What you have to do
Going through the material below, please gather all lines with the word "marker" in them.

Data shown
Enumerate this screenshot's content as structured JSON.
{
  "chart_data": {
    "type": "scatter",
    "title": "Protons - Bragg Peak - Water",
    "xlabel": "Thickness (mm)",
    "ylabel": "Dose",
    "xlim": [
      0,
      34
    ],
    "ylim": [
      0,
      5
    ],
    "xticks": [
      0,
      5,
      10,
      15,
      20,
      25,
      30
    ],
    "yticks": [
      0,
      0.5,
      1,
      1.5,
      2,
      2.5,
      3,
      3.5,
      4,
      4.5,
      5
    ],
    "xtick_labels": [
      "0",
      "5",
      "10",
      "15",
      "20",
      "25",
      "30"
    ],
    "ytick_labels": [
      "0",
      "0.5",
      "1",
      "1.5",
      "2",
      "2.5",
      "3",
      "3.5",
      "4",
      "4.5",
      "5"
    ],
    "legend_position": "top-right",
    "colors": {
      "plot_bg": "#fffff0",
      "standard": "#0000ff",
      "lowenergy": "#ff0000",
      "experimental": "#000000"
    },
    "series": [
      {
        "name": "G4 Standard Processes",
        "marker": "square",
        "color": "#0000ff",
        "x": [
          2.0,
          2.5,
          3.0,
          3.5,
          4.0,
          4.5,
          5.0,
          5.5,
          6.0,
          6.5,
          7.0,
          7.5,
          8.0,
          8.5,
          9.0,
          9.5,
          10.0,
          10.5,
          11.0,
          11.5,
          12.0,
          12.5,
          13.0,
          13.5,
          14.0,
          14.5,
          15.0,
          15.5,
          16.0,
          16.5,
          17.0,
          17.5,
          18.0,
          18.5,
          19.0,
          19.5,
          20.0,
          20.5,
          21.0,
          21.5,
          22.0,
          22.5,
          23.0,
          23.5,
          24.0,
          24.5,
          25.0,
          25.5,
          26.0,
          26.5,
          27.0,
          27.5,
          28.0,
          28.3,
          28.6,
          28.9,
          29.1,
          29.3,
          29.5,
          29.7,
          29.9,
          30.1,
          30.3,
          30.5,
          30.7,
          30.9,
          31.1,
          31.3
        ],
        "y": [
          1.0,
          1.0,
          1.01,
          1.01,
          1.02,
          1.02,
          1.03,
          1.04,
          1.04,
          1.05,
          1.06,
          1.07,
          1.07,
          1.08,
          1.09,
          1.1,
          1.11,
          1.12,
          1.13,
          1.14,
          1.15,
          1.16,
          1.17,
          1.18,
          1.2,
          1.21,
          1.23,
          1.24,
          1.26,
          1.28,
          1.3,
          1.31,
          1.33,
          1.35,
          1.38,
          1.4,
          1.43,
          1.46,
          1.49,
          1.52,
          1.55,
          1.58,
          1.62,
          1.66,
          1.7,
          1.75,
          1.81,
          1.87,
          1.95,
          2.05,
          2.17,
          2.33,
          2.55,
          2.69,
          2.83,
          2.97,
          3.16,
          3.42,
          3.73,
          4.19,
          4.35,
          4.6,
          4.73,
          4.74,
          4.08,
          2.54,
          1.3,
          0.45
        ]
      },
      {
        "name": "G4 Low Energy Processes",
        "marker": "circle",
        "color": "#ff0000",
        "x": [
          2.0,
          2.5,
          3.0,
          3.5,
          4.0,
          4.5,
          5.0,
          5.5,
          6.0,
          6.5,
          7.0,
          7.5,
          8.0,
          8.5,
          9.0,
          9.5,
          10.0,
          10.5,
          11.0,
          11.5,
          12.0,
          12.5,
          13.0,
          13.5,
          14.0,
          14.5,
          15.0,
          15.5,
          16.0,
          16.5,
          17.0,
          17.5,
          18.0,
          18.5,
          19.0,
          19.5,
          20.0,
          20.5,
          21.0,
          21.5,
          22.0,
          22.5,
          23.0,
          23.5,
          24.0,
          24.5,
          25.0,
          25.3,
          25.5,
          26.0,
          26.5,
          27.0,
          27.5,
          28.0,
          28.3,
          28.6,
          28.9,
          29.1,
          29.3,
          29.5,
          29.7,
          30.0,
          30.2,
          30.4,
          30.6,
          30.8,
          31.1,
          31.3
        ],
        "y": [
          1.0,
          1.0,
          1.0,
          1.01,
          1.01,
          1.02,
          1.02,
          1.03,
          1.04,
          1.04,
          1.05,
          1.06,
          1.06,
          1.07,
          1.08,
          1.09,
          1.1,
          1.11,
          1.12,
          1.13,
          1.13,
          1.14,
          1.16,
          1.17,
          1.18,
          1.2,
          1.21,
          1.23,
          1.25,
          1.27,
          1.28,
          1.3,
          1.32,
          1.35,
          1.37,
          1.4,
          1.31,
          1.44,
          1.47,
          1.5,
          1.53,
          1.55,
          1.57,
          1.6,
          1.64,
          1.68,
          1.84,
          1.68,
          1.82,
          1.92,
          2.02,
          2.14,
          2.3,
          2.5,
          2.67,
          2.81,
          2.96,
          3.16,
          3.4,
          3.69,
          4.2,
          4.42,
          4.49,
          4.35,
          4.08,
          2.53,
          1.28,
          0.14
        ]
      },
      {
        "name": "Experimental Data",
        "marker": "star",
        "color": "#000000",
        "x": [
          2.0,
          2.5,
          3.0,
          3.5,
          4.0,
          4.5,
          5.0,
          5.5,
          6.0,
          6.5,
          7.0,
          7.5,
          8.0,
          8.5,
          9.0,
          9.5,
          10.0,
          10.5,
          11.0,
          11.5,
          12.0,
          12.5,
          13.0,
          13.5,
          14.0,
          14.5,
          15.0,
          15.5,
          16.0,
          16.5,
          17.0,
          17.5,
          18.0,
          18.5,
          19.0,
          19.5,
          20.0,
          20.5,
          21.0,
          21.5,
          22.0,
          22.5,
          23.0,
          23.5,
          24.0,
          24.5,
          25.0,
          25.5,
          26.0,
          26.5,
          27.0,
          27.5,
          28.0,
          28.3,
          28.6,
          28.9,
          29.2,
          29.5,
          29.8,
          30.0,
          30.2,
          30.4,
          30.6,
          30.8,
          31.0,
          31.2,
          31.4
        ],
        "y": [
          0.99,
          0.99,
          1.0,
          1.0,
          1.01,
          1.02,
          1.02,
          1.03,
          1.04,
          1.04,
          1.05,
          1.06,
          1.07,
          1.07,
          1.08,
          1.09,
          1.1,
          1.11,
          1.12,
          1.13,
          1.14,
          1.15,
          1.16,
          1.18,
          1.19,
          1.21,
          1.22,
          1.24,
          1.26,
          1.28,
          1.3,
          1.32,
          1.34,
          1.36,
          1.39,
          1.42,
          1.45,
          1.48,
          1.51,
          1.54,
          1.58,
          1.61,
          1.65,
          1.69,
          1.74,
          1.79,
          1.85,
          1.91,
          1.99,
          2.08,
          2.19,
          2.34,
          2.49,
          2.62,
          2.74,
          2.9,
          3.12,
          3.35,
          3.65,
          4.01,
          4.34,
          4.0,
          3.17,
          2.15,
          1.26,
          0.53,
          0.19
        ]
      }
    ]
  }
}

* * *

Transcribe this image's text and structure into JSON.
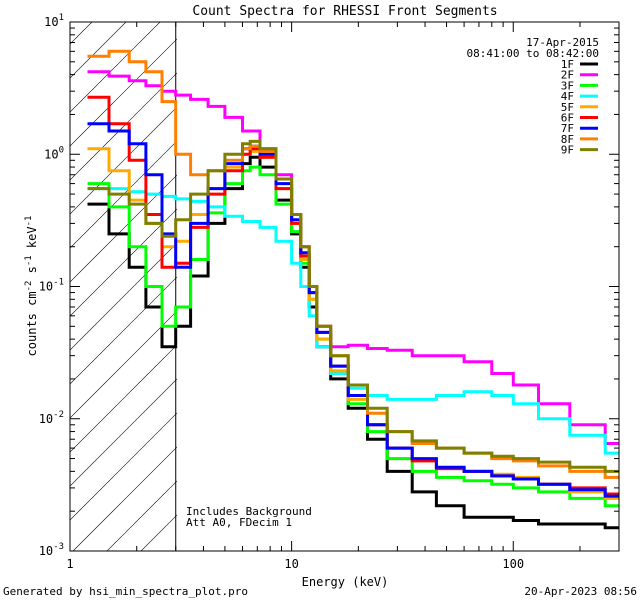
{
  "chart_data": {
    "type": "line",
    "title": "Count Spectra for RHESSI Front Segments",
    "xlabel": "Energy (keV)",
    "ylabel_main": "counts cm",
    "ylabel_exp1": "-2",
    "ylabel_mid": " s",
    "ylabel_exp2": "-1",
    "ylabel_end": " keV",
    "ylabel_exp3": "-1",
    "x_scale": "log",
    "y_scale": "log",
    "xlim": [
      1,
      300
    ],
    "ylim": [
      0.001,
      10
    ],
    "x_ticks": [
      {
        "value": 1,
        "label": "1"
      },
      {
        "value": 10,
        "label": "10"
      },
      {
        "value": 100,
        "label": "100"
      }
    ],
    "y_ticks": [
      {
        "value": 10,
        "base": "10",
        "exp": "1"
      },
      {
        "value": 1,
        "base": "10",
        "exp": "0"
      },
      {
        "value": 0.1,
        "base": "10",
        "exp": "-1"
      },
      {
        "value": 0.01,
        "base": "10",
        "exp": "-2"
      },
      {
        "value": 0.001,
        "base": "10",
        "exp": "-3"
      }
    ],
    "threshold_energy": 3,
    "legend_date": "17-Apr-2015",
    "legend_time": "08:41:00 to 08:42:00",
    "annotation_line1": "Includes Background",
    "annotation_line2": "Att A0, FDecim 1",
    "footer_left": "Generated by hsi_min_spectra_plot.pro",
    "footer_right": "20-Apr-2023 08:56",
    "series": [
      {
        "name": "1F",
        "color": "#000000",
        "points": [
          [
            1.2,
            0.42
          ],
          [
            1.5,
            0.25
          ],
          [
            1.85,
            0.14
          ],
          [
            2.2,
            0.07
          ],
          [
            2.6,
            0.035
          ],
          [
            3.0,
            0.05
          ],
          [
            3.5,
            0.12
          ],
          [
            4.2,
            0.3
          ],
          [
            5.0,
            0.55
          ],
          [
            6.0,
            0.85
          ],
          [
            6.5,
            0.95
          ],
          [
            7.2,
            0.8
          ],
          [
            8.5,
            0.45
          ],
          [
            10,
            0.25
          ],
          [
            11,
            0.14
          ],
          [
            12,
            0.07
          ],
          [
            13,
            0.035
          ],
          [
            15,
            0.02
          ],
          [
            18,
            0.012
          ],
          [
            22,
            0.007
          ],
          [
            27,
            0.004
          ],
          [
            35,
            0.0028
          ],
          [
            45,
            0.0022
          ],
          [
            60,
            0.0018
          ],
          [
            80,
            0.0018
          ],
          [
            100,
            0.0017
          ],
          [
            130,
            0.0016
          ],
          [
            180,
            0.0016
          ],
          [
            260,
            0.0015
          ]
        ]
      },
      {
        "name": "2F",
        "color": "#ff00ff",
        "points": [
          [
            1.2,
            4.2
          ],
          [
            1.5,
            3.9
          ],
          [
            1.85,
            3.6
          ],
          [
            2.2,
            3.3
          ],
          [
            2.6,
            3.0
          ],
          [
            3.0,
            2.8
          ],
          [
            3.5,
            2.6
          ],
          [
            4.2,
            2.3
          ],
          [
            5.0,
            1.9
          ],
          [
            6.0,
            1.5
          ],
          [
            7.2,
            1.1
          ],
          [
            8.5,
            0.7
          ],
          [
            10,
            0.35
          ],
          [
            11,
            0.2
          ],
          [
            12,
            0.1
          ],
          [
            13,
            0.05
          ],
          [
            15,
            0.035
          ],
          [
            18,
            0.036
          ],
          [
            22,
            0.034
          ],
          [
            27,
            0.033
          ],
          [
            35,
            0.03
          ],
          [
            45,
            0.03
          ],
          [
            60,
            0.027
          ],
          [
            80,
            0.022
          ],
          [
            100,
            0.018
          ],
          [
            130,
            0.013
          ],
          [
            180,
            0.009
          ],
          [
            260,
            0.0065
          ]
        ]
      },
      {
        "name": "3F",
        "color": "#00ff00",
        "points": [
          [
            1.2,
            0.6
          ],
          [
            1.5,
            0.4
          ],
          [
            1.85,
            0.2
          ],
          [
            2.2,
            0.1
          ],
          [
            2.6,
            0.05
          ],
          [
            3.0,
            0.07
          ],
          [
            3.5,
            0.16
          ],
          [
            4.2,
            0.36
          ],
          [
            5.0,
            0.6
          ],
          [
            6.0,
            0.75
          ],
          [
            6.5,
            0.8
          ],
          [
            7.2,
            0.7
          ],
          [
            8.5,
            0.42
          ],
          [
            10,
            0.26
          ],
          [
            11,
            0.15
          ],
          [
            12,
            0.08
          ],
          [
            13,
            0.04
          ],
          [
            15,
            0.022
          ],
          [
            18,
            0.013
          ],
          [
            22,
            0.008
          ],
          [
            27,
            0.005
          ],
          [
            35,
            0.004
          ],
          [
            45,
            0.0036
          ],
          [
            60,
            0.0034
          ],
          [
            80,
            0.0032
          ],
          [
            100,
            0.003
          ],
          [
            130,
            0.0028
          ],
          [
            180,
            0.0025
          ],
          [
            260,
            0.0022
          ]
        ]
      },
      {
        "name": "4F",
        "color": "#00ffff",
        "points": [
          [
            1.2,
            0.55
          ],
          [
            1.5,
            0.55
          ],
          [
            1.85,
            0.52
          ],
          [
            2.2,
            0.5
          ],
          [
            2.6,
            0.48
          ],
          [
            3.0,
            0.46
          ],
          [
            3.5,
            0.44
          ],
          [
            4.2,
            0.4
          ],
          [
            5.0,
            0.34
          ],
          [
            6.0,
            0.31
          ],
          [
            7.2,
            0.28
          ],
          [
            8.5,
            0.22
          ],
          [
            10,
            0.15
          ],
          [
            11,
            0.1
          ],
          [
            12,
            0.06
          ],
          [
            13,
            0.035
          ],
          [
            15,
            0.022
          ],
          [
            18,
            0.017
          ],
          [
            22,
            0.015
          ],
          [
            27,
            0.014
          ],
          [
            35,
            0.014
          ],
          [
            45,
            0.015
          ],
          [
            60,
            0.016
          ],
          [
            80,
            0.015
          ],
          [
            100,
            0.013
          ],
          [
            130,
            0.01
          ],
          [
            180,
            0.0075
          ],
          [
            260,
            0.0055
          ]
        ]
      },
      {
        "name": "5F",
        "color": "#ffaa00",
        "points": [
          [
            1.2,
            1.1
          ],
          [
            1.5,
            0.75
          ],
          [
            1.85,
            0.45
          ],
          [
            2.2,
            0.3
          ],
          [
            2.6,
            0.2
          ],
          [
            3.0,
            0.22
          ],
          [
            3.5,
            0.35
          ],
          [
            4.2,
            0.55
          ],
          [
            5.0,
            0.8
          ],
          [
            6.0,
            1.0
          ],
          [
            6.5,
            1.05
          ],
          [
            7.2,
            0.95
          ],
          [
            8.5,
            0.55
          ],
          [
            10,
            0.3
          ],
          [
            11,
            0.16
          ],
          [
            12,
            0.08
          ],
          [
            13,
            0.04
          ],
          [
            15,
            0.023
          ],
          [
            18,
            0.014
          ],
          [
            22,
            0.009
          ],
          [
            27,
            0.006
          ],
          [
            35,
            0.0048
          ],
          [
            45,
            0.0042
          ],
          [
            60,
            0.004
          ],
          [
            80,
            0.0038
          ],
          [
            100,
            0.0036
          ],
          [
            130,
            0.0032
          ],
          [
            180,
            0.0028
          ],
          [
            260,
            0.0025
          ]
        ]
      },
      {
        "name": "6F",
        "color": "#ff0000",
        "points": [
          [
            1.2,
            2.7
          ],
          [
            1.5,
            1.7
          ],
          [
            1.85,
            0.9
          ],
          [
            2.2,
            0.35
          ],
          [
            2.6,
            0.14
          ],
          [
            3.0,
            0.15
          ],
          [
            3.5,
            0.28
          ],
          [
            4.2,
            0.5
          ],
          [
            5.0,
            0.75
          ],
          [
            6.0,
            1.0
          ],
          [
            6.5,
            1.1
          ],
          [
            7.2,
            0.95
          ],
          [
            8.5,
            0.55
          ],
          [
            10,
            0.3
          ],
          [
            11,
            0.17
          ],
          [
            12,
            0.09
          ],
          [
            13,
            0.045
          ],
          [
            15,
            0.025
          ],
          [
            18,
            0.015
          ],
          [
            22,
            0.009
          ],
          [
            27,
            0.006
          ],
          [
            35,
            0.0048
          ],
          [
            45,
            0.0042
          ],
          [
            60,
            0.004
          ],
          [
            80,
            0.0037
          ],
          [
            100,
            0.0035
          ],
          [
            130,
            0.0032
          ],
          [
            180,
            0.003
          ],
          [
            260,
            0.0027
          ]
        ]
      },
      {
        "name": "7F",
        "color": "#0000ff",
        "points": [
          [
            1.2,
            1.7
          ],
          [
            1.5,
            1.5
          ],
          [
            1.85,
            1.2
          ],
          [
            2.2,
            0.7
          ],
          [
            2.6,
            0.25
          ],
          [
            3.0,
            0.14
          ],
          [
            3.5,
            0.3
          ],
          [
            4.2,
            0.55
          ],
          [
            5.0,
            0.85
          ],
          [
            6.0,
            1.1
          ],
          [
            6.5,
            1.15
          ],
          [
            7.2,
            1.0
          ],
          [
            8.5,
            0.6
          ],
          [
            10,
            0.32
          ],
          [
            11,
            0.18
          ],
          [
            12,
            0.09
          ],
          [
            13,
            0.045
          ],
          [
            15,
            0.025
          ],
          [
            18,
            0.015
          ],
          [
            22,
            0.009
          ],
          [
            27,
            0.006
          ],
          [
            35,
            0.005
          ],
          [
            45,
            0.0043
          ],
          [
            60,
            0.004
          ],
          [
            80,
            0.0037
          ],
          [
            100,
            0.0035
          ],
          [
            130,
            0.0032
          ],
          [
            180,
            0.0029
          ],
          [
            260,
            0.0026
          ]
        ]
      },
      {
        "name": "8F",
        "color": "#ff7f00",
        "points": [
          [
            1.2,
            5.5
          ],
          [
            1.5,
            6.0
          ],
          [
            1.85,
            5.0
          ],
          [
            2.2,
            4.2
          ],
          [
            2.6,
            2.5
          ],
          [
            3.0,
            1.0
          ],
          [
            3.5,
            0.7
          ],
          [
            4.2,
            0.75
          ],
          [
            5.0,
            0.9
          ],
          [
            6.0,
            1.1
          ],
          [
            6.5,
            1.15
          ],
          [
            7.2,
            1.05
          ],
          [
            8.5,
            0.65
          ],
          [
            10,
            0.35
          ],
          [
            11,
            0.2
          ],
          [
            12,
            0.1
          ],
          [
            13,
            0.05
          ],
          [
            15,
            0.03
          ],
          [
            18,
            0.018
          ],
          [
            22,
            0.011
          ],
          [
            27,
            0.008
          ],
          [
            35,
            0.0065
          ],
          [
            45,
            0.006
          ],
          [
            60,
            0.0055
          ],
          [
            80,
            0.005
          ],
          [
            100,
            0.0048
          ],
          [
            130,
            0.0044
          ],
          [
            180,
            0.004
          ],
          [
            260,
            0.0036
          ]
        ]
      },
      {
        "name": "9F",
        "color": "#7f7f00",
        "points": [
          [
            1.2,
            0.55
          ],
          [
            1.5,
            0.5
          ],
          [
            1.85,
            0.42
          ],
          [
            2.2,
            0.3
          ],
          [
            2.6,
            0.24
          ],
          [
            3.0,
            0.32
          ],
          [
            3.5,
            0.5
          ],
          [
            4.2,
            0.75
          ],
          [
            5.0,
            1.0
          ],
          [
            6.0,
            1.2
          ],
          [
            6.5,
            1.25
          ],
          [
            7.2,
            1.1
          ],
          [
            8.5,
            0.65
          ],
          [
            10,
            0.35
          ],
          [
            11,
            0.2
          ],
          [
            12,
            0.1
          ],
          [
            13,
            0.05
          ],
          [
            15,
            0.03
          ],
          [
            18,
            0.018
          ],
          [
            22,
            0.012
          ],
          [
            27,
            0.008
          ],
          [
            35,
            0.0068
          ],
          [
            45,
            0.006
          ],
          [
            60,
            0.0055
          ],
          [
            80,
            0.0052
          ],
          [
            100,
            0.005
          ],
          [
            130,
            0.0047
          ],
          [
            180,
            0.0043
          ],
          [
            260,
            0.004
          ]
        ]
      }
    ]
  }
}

The result
        "marker": "square",
        "marker": "circle",
        "marker": "star",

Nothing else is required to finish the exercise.